**GIVEN PROBLEM**: In your copy, reproduce the entries exactly as they are, minus the images.

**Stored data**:
=-=-=-=-=

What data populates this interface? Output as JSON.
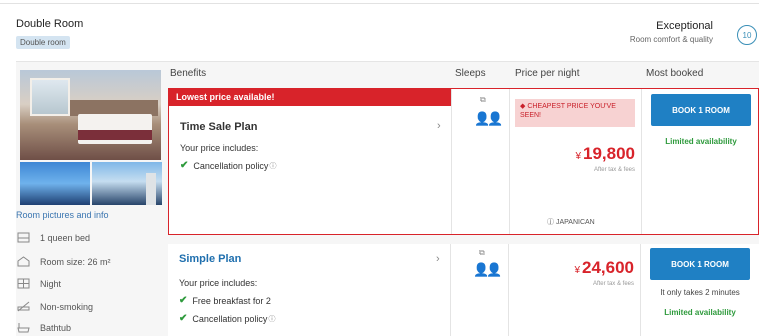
{
  "room": {
    "title": "Double Room",
    "tag": "Double room",
    "rating_label": "Exceptional",
    "rating_sub": "Room comfort & quality",
    "rating_score": "10",
    "photo_link": "Room pictures and info",
    "amenities": [
      {
        "label": "1 queen bed",
        "icon": "bed-icon"
      },
      {
        "label": "Room size: 26 m²",
        "icon": "house-icon"
      },
      {
        "label": "Night",
        "icon": "window-icon"
      },
      {
        "label": "Non-smoking",
        "icon": "no-smoking-icon"
      },
      {
        "label": "Bathtub",
        "icon": "bathtub-icon"
      }
    ]
  },
  "columns": {
    "benefits": "Benefits",
    "sleeps": "Sleeps",
    "price": "Price per night",
    "booked": "Most booked"
  },
  "plans": [
    {
      "banner": "Lowest price available!",
      "name": "Time Sale Plan",
      "includes": "Your price includes:",
      "perks": [
        "Cancellation policy"
      ],
      "badge": "CHEAPEST PRICE YOU'VE SEEN!",
      "currency": "¥",
      "price": "19,800",
      "after_tax": "After tax & fees",
      "provider": "JAPANICAN",
      "book_label": "BOOK 1 ROOM",
      "availability": "Limited availability"
    },
    {
      "name": "Simple Plan",
      "includes": "Your price includes:",
      "perks": [
        "Free breakfast for 2",
        "Cancellation policy"
      ],
      "currency": "¥",
      "price": "24,600",
      "after_tax": "After tax & fees",
      "book_label": "BOOK 1 ROOM",
      "quick": "It only takes 2 minutes",
      "availability": "Limited availability"
    }
  ],
  "colors": {
    "accent_red": "#d8232a",
    "button_blue": "#1f80c4",
    "check_green": "#2e9a3c"
  }
}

=-=-=-=-=

**COMPLETED EXERCISE**:
What data populates this interface? Output as JSON.
{
  "room": {
    "title": "Double Room",
    "tag": "Double room",
    "rating_label": "Exceptional",
    "rating_sub": "Room comfort & quality",
    "rating_score": "10",
    "photo_link": "Room pictures and info",
    "amenities": [
      {
        "label": "1 queen bed",
        "icon": "bed-icon"
      },
      {
        "label": "Room size: 26 m²",
        "icon": "house-icon"
      },
      {
        "label": "Night",
        "icon": "window-icon"
      },
      {
        "label": "Non-smoking",
        "icon": "no-smoking-icon"
      },
      {
        "label": "Bathtub",
        "icon": "bathtub-icon"
      }
    ]
  },
  "columns": {
    "benefits": "Benefits",
    "sleeps": "Sleeps",
    "price": "Price per night",
    "booked": "Most booked"
  },
  "plans": [
    {
      "banner": "Lowest price available!",
      "name": "Time Sale Plan",
      "includes": "Your price includes:",
      "perks": [
        "Cancellation policy"
      ],
      "badge": "CHEAPEST PRICE YOU'VE SEEN!",
      "currency": "¥",
      "price": "19,800",
      "after_tax": "After tax & fees",
      "provider": "JAPANICAN",
      "book_label": "BOOK 1 ROOM",
      "availability": "Limited availability"
    },
    {
      "name": "Simple Plan",
      "includes": "Your price includes:",
      "perks": [
        "Free breakfast for 2",
        "Cancellation policy"
      ],
      "currency": "¥",
      "price": "24,600",
      "after_tax": "After tax & fees",
      "book_label": "BOOK 1 ROOM",
      "quick": "It only takes 2 minutes",
      "availability": "Limited availability"
    }
  ],
  "colors": {
    "accent_red": "#d8232a",
    "button_blue": "#1f80c4",
    "check_green": "#2e9a3c"
  }
}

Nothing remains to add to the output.